START Raw records
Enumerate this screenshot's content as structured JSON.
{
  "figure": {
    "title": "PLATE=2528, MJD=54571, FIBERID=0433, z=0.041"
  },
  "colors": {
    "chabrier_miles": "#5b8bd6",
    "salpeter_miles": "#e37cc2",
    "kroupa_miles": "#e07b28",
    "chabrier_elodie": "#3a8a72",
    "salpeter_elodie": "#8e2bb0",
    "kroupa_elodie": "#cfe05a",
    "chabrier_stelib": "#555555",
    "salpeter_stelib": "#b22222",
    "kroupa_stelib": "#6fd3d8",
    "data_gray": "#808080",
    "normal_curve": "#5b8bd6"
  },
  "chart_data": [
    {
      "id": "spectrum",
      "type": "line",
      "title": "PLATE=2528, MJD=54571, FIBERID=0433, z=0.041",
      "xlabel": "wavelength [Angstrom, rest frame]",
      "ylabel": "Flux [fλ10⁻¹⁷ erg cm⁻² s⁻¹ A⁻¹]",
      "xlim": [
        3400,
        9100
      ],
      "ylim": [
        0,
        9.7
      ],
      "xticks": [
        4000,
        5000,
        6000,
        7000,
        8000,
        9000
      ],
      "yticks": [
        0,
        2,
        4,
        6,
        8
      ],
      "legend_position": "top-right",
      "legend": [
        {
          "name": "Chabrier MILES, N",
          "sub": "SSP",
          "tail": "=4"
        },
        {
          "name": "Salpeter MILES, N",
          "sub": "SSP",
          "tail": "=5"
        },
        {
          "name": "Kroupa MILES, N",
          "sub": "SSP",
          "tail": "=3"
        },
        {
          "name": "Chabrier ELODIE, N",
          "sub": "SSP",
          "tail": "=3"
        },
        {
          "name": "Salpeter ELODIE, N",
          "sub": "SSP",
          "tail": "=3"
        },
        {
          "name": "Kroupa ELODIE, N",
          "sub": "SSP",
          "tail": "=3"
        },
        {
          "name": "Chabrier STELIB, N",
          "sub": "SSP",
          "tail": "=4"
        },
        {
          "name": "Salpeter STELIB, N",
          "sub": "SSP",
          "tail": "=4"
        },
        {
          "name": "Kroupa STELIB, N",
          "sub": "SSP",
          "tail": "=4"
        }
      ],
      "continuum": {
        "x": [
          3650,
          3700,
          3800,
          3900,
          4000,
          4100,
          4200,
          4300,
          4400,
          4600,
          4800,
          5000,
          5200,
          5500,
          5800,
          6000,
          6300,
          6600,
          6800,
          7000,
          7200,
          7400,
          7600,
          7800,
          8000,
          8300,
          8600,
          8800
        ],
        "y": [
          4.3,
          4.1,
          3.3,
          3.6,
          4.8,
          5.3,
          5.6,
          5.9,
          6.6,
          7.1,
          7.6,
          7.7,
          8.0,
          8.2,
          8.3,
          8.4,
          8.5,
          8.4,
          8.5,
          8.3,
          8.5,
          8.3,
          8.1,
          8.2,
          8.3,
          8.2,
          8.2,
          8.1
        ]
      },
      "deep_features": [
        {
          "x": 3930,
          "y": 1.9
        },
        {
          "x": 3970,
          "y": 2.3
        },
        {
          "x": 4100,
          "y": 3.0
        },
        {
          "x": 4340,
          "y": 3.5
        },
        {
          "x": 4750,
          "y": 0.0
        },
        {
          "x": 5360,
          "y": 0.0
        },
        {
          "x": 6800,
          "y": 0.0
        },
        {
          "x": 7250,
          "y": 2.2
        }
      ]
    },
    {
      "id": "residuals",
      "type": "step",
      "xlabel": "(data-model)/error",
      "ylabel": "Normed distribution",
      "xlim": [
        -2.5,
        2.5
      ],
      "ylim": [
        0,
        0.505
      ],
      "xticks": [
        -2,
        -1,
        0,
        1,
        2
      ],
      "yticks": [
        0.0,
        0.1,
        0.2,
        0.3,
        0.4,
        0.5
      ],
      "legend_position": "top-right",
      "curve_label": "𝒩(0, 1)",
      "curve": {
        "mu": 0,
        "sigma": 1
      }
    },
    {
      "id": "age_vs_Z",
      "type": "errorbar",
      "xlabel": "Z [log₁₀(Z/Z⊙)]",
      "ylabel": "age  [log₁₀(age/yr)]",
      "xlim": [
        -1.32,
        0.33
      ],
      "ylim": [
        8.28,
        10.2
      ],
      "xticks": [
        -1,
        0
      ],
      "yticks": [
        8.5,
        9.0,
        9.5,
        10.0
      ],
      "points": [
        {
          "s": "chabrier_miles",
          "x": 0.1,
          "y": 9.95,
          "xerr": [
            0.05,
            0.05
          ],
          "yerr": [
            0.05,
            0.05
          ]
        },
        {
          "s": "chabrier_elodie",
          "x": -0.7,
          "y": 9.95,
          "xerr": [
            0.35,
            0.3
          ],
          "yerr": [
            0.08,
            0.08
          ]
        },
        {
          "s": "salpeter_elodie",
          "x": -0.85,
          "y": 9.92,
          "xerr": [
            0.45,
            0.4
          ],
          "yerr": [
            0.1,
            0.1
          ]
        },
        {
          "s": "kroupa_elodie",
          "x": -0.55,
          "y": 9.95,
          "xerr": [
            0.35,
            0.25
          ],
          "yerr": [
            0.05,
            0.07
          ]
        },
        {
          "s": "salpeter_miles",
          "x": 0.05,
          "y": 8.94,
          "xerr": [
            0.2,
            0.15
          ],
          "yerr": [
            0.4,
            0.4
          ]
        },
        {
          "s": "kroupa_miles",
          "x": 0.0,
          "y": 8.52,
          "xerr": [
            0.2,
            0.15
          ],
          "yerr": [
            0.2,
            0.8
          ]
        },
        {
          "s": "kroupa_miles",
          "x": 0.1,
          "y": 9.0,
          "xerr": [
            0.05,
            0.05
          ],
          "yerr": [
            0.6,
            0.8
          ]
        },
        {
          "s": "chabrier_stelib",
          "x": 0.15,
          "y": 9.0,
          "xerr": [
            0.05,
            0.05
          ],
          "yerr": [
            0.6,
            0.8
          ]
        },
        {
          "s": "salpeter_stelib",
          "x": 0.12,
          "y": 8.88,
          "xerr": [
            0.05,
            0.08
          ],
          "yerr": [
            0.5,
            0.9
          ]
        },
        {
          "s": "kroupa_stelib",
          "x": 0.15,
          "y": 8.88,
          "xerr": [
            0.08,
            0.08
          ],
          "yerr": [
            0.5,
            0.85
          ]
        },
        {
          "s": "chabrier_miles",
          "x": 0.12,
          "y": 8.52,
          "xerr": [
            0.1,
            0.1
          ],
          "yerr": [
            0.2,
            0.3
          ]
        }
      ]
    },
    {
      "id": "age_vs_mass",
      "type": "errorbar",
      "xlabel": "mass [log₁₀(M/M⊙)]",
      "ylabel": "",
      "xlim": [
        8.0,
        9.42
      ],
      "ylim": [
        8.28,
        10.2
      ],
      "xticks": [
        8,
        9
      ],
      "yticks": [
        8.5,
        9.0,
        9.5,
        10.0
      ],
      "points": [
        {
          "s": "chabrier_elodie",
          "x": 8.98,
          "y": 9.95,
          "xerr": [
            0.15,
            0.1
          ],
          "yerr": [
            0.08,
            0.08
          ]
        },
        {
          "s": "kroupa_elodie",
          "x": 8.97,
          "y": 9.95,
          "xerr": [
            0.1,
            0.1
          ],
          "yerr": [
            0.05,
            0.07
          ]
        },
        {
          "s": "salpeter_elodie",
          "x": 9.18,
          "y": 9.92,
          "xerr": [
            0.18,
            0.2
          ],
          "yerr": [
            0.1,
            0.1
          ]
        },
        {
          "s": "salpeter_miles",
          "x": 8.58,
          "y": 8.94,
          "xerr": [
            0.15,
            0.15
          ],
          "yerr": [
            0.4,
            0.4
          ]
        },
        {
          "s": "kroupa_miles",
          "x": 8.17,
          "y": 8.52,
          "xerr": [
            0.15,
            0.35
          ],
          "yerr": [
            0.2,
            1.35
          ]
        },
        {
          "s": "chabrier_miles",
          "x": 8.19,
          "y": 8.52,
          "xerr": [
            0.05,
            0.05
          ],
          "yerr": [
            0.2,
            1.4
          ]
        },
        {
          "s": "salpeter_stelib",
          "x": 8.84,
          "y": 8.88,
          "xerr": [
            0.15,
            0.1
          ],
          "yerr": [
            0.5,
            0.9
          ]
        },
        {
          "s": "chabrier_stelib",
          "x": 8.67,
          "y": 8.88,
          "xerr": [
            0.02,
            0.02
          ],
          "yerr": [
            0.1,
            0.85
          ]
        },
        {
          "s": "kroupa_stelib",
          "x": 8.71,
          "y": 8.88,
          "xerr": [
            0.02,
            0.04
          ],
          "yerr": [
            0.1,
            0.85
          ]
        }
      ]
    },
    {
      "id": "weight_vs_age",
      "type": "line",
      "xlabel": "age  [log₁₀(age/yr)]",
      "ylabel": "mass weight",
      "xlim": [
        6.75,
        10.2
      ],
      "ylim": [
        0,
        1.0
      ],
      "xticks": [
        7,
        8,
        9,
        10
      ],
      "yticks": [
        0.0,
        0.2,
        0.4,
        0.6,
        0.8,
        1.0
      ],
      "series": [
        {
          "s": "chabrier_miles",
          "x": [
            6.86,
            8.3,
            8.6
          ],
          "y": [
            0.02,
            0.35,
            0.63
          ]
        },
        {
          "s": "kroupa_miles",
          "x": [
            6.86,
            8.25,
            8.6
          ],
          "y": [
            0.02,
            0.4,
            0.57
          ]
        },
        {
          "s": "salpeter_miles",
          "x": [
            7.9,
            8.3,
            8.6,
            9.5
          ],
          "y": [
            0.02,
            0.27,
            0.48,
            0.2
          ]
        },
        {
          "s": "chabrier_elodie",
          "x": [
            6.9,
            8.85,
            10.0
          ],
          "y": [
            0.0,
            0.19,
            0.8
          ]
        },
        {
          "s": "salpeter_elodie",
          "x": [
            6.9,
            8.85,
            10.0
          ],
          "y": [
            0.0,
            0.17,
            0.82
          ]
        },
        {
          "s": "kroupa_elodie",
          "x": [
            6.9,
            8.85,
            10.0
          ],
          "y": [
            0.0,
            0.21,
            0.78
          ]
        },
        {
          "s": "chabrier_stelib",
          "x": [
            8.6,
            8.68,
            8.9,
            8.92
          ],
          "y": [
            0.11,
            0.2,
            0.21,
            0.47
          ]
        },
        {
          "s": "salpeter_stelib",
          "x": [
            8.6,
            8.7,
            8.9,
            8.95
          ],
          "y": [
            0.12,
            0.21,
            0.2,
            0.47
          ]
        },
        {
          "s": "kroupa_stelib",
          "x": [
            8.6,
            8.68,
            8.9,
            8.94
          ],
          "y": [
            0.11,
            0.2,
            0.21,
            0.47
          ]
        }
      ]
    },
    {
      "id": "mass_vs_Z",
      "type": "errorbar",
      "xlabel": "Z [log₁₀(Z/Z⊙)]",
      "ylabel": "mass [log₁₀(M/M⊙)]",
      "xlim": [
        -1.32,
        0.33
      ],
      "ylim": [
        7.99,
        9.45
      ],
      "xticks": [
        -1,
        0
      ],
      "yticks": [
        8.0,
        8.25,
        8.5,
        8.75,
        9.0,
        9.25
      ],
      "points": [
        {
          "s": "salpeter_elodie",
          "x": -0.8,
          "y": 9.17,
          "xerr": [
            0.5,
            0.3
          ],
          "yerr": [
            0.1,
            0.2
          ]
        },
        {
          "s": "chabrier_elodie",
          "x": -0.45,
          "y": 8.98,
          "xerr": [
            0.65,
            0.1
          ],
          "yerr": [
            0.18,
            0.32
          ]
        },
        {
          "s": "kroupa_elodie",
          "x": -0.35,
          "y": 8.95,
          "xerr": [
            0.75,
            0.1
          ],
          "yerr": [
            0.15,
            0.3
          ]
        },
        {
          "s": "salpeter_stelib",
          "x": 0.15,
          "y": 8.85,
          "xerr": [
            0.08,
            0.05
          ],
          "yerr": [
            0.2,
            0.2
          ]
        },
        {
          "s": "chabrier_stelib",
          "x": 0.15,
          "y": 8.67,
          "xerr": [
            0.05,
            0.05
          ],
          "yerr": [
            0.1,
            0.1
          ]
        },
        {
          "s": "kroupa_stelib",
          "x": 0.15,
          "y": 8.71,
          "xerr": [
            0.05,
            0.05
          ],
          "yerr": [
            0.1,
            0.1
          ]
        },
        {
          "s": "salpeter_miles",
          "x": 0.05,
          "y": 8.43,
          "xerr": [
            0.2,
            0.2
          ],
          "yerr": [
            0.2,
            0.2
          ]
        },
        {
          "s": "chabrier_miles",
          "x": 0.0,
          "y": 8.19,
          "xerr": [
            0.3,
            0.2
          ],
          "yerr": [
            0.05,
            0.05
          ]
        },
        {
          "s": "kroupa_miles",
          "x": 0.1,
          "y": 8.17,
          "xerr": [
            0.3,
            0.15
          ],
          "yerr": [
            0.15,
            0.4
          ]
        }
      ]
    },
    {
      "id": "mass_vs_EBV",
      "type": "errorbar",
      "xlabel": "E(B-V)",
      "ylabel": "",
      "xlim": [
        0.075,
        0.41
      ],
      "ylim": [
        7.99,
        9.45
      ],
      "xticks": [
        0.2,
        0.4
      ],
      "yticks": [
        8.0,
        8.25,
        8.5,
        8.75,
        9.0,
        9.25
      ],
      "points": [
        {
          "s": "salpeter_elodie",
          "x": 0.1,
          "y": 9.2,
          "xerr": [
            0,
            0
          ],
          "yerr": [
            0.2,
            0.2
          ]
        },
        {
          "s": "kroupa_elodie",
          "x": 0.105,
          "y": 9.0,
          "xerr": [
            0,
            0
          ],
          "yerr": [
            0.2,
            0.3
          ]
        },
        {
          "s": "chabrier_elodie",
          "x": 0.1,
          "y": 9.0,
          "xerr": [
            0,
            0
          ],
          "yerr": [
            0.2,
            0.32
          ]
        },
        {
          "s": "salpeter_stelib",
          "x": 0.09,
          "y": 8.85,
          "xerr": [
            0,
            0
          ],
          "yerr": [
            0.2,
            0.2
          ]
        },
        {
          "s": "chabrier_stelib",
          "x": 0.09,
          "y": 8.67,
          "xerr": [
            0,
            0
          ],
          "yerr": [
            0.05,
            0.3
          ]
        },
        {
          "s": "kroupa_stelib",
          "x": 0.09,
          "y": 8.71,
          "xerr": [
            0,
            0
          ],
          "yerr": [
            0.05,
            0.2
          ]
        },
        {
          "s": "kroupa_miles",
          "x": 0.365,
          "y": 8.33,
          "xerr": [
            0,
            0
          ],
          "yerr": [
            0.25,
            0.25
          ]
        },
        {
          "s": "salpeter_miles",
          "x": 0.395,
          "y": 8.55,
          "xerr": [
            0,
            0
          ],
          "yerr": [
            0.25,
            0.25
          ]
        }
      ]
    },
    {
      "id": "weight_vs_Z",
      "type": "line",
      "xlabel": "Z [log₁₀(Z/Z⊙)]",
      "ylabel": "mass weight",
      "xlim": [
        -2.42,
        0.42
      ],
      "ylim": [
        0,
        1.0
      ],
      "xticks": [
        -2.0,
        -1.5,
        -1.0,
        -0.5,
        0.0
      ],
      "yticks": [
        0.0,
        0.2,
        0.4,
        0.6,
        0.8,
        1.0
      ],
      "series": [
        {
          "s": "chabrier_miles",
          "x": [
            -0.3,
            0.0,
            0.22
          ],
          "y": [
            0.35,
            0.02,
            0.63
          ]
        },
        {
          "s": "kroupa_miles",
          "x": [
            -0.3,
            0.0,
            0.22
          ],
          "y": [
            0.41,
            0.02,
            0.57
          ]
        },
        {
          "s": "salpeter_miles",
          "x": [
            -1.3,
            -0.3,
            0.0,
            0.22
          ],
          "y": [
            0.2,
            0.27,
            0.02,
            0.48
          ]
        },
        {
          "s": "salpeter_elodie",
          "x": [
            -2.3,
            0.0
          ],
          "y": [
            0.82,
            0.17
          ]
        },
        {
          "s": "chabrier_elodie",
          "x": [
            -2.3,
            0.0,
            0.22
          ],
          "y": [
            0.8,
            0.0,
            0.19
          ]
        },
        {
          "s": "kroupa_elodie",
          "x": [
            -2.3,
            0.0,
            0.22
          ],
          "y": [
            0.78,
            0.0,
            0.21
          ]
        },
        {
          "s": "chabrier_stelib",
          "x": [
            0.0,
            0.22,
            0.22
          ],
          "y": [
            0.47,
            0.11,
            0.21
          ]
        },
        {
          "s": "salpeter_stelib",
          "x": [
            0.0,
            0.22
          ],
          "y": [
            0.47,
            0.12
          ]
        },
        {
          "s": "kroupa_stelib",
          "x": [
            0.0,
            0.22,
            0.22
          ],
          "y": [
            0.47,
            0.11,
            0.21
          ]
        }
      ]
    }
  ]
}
END Raw records
**Task description:** Pick out all the lines with the word "PLATE" in them and copy them.

**Solution to this problem:**
    "title": "PLATE=2528, MJD=54571, FIBERID=0433, z=0.041"
      "title": "PLATE=2528, MJD=54571, FIBERID=0433, z=0.041",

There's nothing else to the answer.